## [What the task requires]
Copy every line from the material below that holds "Frame".

## [Data]
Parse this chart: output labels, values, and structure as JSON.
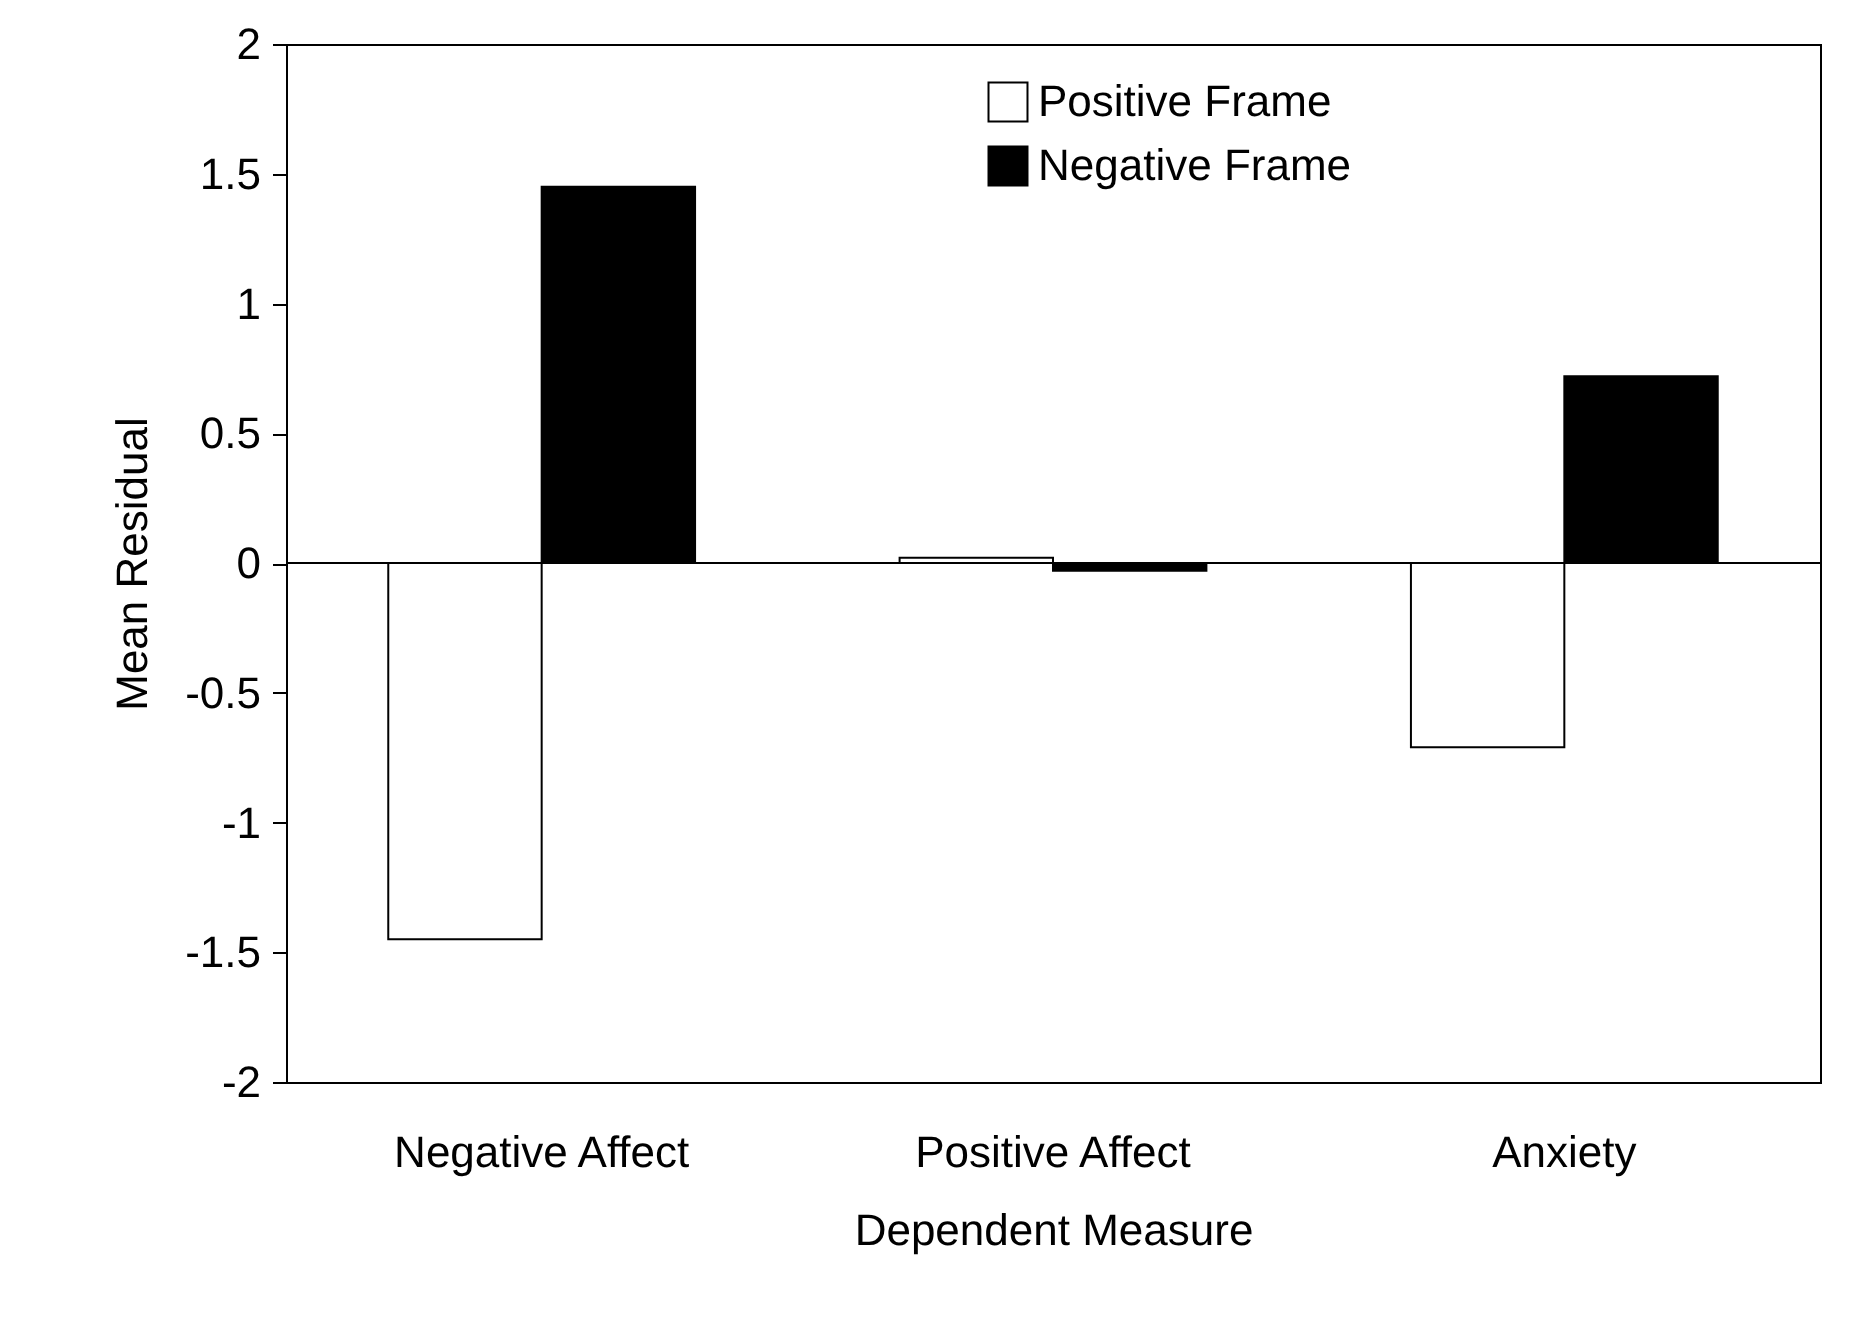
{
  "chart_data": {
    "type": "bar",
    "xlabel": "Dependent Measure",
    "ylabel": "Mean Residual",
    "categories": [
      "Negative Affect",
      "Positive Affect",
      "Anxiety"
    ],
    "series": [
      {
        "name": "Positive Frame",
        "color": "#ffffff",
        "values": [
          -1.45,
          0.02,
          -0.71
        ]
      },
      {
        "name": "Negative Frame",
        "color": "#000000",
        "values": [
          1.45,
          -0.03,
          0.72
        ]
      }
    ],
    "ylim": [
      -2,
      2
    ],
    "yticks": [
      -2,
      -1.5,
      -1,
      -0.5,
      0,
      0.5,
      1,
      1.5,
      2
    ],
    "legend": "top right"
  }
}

## [Completed task]
        "name": "Positive Frame",
        "name": "Negative Frame",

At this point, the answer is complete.